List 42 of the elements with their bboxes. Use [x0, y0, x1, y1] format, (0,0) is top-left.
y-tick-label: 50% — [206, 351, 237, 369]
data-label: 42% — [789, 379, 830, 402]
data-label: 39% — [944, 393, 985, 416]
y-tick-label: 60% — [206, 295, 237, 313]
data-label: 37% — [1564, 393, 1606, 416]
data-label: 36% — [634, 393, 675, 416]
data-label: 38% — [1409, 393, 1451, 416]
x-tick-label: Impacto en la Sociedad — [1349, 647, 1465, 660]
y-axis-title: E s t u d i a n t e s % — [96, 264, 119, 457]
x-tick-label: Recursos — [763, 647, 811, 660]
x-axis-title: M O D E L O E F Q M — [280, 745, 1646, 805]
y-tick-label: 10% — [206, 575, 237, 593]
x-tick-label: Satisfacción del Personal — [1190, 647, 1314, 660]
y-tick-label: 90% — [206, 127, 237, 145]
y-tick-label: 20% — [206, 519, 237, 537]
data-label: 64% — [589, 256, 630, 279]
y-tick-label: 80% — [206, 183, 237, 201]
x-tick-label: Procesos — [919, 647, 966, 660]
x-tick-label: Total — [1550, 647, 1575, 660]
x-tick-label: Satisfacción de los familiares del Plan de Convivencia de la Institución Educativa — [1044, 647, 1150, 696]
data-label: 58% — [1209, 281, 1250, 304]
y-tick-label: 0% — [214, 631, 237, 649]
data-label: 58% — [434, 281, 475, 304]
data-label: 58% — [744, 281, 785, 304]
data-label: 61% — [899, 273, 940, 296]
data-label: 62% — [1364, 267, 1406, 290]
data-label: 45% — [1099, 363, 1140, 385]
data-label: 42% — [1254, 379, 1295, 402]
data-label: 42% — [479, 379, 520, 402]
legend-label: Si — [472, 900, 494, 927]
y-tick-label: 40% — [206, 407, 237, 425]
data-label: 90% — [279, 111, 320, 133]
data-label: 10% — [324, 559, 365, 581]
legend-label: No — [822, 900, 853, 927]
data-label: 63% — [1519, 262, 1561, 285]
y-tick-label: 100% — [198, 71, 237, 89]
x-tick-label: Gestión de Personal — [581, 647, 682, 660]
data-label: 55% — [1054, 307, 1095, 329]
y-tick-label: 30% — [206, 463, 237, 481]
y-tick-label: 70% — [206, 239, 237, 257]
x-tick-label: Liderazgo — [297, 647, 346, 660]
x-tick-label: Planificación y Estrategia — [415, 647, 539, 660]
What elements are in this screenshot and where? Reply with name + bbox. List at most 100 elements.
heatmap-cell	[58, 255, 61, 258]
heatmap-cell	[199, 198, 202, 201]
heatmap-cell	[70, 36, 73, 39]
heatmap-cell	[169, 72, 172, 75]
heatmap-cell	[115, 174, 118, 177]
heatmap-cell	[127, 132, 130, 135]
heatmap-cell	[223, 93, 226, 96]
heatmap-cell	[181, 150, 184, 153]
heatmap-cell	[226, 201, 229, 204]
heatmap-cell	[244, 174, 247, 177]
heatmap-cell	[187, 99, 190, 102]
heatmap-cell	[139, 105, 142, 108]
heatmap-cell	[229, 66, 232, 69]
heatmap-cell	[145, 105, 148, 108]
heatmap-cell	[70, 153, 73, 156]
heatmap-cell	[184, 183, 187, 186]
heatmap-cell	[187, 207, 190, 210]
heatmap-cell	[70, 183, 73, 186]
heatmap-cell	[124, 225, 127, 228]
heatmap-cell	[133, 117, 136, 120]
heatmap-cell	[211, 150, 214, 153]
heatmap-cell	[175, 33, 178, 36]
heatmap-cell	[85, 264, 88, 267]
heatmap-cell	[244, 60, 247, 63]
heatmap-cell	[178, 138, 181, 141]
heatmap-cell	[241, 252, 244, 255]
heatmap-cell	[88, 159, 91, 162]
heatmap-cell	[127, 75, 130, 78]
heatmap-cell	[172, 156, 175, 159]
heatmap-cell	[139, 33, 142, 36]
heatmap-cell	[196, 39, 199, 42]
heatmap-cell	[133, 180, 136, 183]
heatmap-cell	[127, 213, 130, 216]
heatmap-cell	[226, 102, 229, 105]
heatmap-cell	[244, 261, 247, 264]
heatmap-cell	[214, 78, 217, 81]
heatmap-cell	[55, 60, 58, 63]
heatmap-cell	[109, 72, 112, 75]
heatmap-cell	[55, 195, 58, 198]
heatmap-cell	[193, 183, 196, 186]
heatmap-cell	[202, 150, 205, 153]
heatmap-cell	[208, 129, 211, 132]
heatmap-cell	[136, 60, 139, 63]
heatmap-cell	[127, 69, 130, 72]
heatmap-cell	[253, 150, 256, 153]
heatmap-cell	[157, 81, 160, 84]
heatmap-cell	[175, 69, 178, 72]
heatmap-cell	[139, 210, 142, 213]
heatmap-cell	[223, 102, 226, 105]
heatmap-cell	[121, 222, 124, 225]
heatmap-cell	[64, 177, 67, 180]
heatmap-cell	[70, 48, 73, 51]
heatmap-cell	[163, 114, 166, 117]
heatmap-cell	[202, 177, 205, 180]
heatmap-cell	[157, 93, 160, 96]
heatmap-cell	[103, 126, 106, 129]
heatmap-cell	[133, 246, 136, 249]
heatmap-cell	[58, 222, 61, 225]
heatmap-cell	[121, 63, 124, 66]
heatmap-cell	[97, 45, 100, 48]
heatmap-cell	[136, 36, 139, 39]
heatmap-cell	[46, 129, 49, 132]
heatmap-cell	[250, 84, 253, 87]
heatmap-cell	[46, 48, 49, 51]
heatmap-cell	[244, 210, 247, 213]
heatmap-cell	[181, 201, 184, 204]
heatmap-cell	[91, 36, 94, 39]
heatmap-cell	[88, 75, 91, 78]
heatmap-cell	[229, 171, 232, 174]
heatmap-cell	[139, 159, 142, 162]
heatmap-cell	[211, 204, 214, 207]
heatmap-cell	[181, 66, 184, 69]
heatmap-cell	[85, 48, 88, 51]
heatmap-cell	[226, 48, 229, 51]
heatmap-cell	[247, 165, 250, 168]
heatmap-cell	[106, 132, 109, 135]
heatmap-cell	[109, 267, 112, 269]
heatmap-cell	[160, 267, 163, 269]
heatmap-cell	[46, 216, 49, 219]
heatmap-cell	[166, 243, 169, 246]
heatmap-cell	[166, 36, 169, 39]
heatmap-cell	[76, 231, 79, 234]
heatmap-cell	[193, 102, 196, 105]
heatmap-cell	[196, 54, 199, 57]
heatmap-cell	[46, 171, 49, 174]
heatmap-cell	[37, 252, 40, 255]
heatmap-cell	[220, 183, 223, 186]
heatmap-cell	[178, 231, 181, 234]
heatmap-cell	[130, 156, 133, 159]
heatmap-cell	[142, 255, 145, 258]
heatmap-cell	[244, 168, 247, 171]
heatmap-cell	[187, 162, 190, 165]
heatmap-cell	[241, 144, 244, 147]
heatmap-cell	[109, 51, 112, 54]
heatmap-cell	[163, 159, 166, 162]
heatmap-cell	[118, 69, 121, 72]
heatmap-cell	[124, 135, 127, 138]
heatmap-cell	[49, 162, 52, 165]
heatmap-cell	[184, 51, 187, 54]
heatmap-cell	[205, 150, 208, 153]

### SHORT EXERCISE:
Rewrite the records as a numbered list, from their first line through the line containing "data-label: 61% — [899, 273, 940, 296]", with both of those lines included. Leave out blank lines.

### THE RESPONSE:
1. List 42 of the elements with their bboxes. Use [x0, y0, x1, y1] format, (0,0) is top-left.
2. y-tick-label: 50% — [206, 351, 237, 369]
3. data-label: 42% — [789, 379, 830, 402]
4. data-label: 39% — [944, 393, 985, 416]
5. y-tick-label: 60% — [206, 295, 237, 313]
6. data-label: 37% — [1564, 393, 1606, 416]
7. data-label: 36% — [634, 393, 675, 416]
8. data-label: 38% — [1409, 393, 1451, 416]
9. x-tick-label: Impacto en la Sociedad — [1349, 647, 1465, 660]
10. y-axis-title: E s t u d i a n t e s % — [96, 264, 119, 457]
11. x-tick-label: Recursos — [763, 647, 811, 660]
12. x-axis-title: M O D E L O E F Q M — [280, 745, 1646, 805]
13. y-tick-label: 10% — [206, 575, 237, 593]
14. x-tick-label: Satisfacción del Personal — [1190, 647, 1314, 660]
15. y-tick-label: 90% — [206, 127, 237, 145]
16. y-tick-label: 20% — [206, 519, 237, 537]
17. data-label: 64% — [589, 256, 630, 279]
18. y-tick-label: 80% — [206, 183, 237, 201]
19. x-tick-label: Procesos — [919, 647, 966, 660]
20. x-tick-label: Total — [1550, 647, 1575, 660]
21. x-tick-label: Satisfacción de los familiares del Plan de Convivencia de la Institución Educativa — [1044, 647, 1150, 696]
22. data-label: 58% — [1209, 281, 1250, 304]
23. y-tick-label: 0% — [214, 631, 237, 649]
24. data-label: 58% — [434, 281, 475, 304]
25. data-label: 58% — [744, 281, 785, 304]
26. data-label: 61% — [899, 273, 940, 296]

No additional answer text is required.